:: Data for processing ::

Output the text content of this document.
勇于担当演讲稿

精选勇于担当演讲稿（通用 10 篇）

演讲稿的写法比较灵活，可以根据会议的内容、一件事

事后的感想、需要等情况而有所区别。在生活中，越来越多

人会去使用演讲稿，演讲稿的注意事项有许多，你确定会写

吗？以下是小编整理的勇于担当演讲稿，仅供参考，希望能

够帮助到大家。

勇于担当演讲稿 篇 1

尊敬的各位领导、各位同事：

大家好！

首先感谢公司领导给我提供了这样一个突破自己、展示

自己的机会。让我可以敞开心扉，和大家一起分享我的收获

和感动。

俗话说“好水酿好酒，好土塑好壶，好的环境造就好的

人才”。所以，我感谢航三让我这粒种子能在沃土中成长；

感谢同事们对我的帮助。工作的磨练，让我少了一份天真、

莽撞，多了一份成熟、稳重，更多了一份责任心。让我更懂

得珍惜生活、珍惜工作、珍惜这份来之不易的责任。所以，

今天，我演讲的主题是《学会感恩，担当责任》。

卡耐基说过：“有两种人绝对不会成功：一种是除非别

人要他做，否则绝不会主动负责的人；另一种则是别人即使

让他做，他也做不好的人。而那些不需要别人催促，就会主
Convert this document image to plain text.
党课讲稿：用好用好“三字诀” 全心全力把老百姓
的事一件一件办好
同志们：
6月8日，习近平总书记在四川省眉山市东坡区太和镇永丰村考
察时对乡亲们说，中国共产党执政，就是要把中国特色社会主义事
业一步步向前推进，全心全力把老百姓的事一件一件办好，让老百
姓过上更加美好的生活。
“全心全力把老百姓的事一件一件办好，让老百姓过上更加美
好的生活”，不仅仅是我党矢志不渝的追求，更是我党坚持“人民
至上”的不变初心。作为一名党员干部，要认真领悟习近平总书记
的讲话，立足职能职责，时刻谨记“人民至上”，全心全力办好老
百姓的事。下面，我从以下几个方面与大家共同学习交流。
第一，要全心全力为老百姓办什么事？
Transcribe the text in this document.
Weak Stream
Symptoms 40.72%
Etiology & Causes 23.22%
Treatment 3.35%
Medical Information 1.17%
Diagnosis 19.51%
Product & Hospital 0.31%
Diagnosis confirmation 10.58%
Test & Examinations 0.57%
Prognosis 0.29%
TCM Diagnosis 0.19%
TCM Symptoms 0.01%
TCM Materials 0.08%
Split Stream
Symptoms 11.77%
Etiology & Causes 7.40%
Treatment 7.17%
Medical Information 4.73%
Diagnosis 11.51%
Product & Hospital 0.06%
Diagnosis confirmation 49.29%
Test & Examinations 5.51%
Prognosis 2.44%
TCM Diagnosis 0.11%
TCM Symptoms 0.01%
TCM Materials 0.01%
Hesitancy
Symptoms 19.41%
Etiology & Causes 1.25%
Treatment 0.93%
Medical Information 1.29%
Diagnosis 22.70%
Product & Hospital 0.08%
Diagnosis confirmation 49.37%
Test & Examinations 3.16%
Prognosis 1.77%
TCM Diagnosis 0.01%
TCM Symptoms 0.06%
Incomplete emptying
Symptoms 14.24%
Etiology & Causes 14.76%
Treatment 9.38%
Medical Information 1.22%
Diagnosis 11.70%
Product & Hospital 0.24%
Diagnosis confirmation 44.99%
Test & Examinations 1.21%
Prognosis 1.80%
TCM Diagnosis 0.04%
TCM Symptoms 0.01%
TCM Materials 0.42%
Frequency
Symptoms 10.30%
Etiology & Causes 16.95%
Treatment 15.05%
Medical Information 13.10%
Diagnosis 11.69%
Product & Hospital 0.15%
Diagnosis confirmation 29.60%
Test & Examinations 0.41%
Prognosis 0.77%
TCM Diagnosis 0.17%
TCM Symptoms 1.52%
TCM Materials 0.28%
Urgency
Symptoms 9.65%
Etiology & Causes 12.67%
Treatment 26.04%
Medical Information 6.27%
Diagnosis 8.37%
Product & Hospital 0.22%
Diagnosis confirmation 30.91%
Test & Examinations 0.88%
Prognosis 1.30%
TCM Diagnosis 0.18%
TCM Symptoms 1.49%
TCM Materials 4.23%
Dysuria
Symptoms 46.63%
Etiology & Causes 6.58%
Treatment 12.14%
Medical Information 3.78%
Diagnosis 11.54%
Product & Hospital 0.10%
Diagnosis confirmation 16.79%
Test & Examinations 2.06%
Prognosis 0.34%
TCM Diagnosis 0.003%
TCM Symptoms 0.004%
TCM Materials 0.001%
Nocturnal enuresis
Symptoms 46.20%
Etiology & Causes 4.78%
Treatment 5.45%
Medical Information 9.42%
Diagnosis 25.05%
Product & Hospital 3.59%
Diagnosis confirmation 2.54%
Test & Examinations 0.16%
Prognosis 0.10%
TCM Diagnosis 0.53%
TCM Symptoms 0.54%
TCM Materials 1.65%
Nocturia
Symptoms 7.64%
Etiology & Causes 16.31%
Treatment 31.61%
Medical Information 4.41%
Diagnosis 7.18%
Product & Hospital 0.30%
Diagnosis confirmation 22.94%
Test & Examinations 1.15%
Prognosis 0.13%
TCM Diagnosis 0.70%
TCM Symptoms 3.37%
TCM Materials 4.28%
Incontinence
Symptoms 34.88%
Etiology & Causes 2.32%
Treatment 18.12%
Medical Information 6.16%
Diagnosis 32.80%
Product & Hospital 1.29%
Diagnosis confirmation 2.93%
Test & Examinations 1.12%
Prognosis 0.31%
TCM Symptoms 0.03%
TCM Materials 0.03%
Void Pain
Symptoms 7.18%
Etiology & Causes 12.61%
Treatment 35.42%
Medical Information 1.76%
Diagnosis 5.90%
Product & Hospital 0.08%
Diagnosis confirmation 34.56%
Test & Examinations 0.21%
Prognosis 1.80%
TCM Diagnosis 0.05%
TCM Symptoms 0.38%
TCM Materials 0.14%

:::

__What this task involves__:
Extract the data in full. Keep it word for word.

__Response for this exercise__:
Output the text content of this document.
勇于担当演讲稿

精选勇于担当演讲稿（通用 10 篇）

演讲稿的写法比较灵活，可以根据会议的内容、一件事

事后的感想、需要等情况而有所区别。在生活中，越来越多

人会去使用演讲稿，演讲稿的注意事项有许多，你确定会写

吗？以下是小编整理的勇于担当演讲稿，仅供参考，希望能

够帮助到大家。

勇于担当演讲稿 篇 1

尊敬的各位领导、各位同事：

大家好！

首先感谢公司领导给我提供了这样一个突破自己、展示

自己的机会。让我可以敞开心扉，和大家一起分享我的收获

和感动。

俗话说“好水酿好酒，好土塑好壶，好的环境造就好的

人才”。所以，我感谢航三让我这粒种子能在沃土中成长；

感谢同事们对我的帮助。工作的磨练，让我少了一份天真、

莽撞，多了一份成熟、稳重，更多了一份责任心。让我更懂

得珍惜生活、珍惜工作、珍惜这份来之不易的责任。所以，

今天，我演讲的主题是《学会感恩，担当责任》。

卡耐基说过：“有两种人绝对不会成功：一种是除非别

人要他做，否则绝不会主动负责的人；另一种则是别人即使

让他做，他也做不好的人。而那些不需要别人催促，就会主
Convert this document image to plain text.
党课讲稿：用好用好“三字诀” 全心全力把老百姓
的事一件一件办好
同志们：
6月8日，习近平总书记在四川省眉山市东坡区太和镇永丰村考
察时对乡亲们说，中国共产党执政，就是要把中国特色社会主义事
业一步步向前推进，全心全力把老百姓的事一件一件办好，让老百
姓过上更加美好的生活。
“全心全力把老百姓的事一件一件办好，让老百姓过上更加美
好的生活”，不仅仅是我党矢志不渝的追求，更是我党坚持“人民
至上”的不变初心。作为一名党员干部，要认真领悟习近平总书记
的讲话，立足职能职责，时刻谨记“人民至上”，全心全力办好老
百姓的事。下面，我从以下几个方面与大家共同学习交流。
第一，要全心全力为老百姓办什么事？
Transcribe the text in this document.
Weak Stream
Symptoms 40.72%
Etiology & Causes 23.22%
Treatment 3.35%
Medical Information 1.17%
Diagnosis 19.51%
Product & Hospital 0.31%
Diagnosis confirmation 10.58%
Test & Examinations 0.57%
Prognosis 0.29%
TCM Diagnosis 0.19%
TCM Symptoms 0.01%
TCM Materials 0.08%
Split Stream
Symptoms 11.77%
Etiology & Causes 7.40%
Treatment 7.17%
Medical Information 4.73%
Diagnosis 11.51%
Product & Hospital 0.06%
Diagnosis confirmation 49.29%
Test & Examinations 5.51%
Prognosis 2.44%
TCM Diagnosis 0.11%
TCM Symptoms 0.01%
TCM Materials 0.01%
Hesitancy
Symptoms 19.41%
Etiology & Causes 1.25%
Treatment 0.93%
Medical Information 1.29%
Diagnosis 22.70%
Product & Hospital 0.08%
Diagnosis confirmation 49.37%
Test & Examinations 3.16%
Prognosis 1.77%
TCM Diagnosis 0.01%
TCM Symptoms 0.06%
Incomplete emptying
Symptoms 14.24%
Etiology & Causes 14.76%
Treatment 9.38%
Medical Information 1.22%
Diagnosis 11.70%
Product & Hospital 0.24%
Diagnosis confirmation 44.99%
Test & Examinations 1.21%
Prognosis 1.80%
TCM Diagnosis 0.04%
TCM Symptoms 0.01%
TCM Materials 0.42%
Frequency
Symptoms 10.30%
Etiology & Causes 16.95%
Treatment 15.05%
Medical Information 13.10%
Diagnosis 11.69%
Product & Hospital 0.15%
Diagnosis confirmation 29.60%
Test & Examinations 0.41%
Prognosis 0.77%
TCM Diagnosis 0.17%
TCM Symptoms 1.52%
TCM Materials 0.28%
Urgency
Symptoms 9.65%
Etiology & Causes 12.67%
Treatment 26.04%
Medical Information 6.27%
Diagnosis 8.37%
Product & Hospital 0.22%
Diagnosis confirmation 30.91%
Test & Examinations 0.88%
Prognosis 1.30%
TCM Diagnosis 0.18%
TCM Symptoms 1.49%
TCM Materials 4.23%
Dysuria
Symptoms 46.63%
Etiology & Causes 6.58%
Treatment 12.14%
Medical Information 3.78%
Diagnosis 11.54%
Product & Hospital 0.10%
Diagnosis confirmation 16.79%
Test & Examinations 2.06%
Prognosis 0.34%
TCM Diagnosis 0.003%
TCM Symptoms 0.004%
TCM Materials 0.001%
Nocturnal enuresis
Symptoms 46.20%
Etiology & Causes 4.78%
Treatment 5.45%
Medical Information 9.42%
Diagnosis 25.05%
Product & Hospital 3.59%
Diagnosis confirmation 2.54%
Test & Examinations 0.16%
Prognosis 0.10%
TCM Diagnosis 0.53%
TCM Symptoms 0.54%
TCM Materials 1.65%
Nocturia
Symptoms 7.64%
Etiology & Causes 16.31%
Treatment 31.61%
Medical Information 4.41%
Diagnosis 7.18%
Product & Hospital 0.30%
Diagnosis confirmation 22.94%
Test & Examinations 1.15%
Prognosis 0.13%
TCM Diagnosis 0.70%
TCM Symptoms 3.37%
TCM Materials 4.28%
Incontinence
Symptoms 34.88%
Etiology & Causes 2.32%
Treatment 18.12%
Medical Information 6.16%
Diagnosis 32.80%
Product & Hospital 1.29%
Diagnosis confirmation 2.93%
Test & Examinations 1.12%
Prognosis 0.31%
TCM Symptoms 0.03%
TCM Materials 0.03%
Void Pain
Symptoms 7.18%
Etiology & Causes 12.61%
Treatment 35.42%
Medical Information 1.76%
Diagnosis 5.90%
Product & Hospital 0.08%
Diagnosis confirmation 34.56%
Test & Examinations 0.21%
Prognosis 1.80%
TCM Diagnosis 0.05%
TCM Symptoms 0.38%
TCM Materials 0.14%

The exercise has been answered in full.